### Input data
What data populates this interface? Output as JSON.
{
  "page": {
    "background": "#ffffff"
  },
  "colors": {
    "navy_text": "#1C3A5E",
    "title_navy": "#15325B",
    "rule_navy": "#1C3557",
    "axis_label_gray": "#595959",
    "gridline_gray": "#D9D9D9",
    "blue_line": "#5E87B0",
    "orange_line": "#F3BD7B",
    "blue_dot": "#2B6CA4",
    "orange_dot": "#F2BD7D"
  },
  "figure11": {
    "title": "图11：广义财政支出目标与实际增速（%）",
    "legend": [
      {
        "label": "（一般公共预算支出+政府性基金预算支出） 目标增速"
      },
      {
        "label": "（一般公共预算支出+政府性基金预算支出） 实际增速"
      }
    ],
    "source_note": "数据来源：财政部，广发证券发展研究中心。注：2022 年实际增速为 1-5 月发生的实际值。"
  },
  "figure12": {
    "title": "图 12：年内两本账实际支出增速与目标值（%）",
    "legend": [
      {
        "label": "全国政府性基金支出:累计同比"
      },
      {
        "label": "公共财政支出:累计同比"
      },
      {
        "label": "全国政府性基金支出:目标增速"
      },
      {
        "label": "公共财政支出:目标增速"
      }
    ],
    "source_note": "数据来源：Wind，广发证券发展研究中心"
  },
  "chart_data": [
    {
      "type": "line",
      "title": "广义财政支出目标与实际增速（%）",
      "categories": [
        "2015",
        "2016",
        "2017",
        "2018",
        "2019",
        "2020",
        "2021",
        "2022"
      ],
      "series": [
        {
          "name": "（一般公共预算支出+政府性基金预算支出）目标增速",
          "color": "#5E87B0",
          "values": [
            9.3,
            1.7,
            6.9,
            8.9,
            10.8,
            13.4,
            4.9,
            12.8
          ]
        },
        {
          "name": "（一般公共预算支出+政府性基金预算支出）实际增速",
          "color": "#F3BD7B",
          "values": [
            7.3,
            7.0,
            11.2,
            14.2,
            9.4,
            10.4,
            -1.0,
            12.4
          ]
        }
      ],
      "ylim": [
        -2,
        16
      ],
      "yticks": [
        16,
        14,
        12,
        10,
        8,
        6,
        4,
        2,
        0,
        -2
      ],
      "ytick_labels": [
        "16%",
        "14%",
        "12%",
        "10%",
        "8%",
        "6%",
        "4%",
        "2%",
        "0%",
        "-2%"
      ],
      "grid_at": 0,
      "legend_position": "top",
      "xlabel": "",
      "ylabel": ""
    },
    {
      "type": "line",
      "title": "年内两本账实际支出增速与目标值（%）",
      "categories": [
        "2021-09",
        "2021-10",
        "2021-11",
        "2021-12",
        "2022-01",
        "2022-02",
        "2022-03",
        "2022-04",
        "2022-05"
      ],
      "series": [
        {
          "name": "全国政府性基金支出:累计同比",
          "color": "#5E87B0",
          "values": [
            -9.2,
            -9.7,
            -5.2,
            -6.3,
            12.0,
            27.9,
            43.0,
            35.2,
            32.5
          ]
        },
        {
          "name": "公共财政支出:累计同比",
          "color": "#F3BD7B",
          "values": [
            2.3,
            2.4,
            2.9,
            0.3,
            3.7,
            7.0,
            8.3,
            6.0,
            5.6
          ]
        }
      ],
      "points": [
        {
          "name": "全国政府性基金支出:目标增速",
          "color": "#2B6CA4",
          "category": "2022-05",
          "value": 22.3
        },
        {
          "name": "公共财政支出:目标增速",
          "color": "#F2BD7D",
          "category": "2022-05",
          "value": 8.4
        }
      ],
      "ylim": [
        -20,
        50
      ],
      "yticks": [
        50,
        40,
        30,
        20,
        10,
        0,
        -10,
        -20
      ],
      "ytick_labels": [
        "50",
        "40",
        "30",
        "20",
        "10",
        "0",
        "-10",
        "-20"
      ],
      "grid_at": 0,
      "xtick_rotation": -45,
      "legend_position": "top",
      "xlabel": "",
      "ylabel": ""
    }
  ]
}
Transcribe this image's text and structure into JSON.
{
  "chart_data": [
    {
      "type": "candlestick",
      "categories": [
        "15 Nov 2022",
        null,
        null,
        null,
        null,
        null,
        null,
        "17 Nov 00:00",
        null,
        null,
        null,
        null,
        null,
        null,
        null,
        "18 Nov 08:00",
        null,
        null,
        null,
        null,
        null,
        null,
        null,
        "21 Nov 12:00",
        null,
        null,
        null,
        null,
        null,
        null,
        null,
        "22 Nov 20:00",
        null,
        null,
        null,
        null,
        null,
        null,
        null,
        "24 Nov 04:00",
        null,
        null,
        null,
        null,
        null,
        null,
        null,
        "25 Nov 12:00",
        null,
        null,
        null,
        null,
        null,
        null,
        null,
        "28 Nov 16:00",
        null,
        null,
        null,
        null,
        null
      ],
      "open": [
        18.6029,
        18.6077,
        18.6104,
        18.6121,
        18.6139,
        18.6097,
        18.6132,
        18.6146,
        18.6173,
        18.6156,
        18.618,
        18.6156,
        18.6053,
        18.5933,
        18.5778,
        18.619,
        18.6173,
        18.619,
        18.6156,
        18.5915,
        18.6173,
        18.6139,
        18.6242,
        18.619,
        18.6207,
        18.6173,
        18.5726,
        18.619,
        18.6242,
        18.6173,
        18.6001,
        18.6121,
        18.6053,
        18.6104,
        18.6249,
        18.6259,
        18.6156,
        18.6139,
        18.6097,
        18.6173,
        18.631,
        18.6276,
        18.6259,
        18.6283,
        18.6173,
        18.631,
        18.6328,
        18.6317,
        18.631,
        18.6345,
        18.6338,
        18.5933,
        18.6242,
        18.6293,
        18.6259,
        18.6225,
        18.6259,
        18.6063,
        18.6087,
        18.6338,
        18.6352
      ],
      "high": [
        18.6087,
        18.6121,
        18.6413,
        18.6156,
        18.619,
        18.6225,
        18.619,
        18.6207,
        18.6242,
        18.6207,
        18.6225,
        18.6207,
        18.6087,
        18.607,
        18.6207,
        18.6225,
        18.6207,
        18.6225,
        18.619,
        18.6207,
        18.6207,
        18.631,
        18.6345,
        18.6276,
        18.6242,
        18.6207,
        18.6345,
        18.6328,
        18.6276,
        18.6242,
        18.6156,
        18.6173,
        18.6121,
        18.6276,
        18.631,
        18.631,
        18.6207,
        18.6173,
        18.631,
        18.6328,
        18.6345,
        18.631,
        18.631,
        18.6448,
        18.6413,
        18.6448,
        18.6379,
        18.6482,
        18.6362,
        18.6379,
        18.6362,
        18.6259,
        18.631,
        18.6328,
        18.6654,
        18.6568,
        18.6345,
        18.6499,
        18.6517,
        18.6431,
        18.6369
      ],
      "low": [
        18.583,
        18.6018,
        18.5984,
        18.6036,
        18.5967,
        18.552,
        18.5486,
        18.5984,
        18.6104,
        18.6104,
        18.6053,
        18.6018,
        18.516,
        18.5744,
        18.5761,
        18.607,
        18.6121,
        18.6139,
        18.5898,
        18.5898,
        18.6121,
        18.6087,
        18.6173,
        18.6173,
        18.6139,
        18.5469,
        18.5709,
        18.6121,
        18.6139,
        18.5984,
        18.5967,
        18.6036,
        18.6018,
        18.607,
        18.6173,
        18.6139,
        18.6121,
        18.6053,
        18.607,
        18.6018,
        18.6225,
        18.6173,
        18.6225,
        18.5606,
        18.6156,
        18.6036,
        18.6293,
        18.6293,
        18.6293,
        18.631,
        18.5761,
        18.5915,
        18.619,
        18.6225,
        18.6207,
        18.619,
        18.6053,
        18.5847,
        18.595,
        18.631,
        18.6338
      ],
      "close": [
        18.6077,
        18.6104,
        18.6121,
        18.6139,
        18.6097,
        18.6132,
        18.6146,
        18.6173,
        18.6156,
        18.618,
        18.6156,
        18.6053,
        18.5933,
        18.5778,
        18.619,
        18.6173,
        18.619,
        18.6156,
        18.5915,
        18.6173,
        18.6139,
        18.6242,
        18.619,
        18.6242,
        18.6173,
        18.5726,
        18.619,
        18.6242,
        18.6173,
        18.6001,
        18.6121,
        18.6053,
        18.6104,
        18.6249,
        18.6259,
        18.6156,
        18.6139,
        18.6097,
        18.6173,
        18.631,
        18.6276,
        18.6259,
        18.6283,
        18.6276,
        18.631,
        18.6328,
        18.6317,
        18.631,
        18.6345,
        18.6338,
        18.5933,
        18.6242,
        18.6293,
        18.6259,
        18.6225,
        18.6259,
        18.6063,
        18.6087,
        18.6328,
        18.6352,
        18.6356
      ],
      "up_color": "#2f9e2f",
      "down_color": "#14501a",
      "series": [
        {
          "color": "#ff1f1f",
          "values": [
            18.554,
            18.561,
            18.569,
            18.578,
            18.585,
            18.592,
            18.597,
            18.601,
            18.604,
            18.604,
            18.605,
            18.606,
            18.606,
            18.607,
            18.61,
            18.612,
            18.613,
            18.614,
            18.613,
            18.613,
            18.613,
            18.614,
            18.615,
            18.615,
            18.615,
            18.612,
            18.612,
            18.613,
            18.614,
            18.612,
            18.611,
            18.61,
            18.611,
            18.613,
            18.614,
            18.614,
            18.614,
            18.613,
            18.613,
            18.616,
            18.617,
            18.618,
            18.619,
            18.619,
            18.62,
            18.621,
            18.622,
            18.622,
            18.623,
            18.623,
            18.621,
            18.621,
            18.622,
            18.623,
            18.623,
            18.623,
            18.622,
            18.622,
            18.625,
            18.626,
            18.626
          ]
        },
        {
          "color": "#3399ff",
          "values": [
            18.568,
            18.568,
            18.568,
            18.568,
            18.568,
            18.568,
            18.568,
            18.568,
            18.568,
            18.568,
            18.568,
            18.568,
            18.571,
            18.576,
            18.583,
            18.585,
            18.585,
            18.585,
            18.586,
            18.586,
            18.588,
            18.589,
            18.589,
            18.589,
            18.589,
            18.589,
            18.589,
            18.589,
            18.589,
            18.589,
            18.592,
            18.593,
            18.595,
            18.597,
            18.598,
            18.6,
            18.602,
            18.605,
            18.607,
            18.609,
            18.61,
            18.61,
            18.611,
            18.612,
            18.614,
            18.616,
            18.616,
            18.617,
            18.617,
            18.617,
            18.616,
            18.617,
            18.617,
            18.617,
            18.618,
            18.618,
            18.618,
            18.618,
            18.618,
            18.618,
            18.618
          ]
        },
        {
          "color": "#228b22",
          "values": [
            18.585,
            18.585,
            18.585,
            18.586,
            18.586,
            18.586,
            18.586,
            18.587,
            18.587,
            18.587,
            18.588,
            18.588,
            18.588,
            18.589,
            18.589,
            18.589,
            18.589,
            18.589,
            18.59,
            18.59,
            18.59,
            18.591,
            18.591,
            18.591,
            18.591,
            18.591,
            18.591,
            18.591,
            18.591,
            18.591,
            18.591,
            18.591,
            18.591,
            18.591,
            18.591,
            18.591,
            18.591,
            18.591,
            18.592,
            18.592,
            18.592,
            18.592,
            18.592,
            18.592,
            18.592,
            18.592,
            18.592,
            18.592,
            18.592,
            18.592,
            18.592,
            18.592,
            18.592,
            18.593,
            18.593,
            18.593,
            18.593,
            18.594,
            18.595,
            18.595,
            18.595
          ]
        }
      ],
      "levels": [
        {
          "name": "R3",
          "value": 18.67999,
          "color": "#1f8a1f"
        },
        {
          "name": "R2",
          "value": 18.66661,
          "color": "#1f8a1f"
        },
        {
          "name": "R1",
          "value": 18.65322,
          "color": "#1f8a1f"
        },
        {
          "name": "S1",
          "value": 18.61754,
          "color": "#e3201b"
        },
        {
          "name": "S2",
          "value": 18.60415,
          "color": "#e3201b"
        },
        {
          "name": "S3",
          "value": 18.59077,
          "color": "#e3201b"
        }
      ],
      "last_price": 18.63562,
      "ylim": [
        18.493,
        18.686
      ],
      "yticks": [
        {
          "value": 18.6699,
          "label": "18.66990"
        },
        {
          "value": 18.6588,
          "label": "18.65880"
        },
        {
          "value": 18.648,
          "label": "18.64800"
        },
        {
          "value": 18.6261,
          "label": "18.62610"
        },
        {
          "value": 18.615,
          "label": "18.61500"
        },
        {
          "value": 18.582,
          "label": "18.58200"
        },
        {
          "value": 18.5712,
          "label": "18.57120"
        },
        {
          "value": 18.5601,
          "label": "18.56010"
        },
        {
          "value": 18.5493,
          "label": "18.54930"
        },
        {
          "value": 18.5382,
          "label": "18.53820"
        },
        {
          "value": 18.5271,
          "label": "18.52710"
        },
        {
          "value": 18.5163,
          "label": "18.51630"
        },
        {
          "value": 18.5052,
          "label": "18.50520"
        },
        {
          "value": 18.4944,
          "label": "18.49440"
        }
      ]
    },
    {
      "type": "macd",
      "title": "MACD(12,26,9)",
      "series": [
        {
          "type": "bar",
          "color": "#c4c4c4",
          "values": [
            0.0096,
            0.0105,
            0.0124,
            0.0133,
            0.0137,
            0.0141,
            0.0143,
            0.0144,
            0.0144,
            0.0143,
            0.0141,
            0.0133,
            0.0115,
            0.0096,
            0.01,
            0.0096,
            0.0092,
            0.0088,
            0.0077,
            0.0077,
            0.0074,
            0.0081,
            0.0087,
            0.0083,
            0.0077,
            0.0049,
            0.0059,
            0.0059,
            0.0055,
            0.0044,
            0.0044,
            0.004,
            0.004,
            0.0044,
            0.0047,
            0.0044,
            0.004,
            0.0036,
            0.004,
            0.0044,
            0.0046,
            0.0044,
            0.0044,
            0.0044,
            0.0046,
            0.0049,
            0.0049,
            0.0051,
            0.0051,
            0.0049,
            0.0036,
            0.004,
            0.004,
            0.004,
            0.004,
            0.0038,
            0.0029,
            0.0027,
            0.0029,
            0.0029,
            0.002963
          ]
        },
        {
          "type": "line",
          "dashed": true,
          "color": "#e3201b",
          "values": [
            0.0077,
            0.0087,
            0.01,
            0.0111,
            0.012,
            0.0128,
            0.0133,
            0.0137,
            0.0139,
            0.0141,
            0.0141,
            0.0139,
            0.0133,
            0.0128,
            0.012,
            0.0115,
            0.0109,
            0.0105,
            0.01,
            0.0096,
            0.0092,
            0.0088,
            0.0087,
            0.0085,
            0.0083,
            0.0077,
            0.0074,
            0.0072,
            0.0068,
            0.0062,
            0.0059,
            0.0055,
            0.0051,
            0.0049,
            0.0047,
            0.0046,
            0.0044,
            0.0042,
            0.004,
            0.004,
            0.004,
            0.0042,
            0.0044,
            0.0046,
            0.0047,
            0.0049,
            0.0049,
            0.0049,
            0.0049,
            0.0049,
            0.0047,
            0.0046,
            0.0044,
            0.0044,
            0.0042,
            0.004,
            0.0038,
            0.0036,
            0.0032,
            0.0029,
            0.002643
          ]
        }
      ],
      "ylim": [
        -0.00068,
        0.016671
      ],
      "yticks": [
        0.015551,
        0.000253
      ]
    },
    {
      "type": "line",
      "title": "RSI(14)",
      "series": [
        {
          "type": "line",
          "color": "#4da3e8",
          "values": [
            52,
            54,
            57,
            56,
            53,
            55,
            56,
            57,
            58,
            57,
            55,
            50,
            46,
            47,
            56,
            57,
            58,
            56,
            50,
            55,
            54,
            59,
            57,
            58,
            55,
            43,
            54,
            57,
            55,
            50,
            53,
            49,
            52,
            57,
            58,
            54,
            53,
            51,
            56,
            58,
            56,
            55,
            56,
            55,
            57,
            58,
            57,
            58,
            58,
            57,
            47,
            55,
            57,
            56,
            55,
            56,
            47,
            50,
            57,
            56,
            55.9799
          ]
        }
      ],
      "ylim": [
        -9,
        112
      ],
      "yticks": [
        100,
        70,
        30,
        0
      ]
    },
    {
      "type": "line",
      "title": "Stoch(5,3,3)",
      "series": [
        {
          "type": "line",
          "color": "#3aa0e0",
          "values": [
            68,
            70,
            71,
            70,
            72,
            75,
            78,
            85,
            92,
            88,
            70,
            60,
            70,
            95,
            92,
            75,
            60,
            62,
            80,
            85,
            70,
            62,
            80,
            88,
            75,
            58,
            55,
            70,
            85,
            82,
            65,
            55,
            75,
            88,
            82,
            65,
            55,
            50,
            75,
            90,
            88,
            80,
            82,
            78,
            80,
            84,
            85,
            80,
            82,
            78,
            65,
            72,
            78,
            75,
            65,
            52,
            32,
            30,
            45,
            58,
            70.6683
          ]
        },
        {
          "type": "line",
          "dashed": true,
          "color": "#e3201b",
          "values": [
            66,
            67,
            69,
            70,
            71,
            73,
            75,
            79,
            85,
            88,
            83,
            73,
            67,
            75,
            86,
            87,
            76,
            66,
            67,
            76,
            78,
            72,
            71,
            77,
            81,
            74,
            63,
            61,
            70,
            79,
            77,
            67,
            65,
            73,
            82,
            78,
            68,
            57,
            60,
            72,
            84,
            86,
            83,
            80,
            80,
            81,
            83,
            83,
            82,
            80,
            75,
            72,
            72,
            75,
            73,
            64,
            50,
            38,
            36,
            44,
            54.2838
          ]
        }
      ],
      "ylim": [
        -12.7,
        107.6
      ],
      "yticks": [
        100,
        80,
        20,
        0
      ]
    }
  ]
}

### To do
Search the preceding listing for "年内两本账实际支出增速与目标值" and extract every line where it is found.

### Task answer
    "title": "图 12：年内两本账实际支出增速与目标值（%）",
      "title": "年内两本账实际支出增速与目标值（%）",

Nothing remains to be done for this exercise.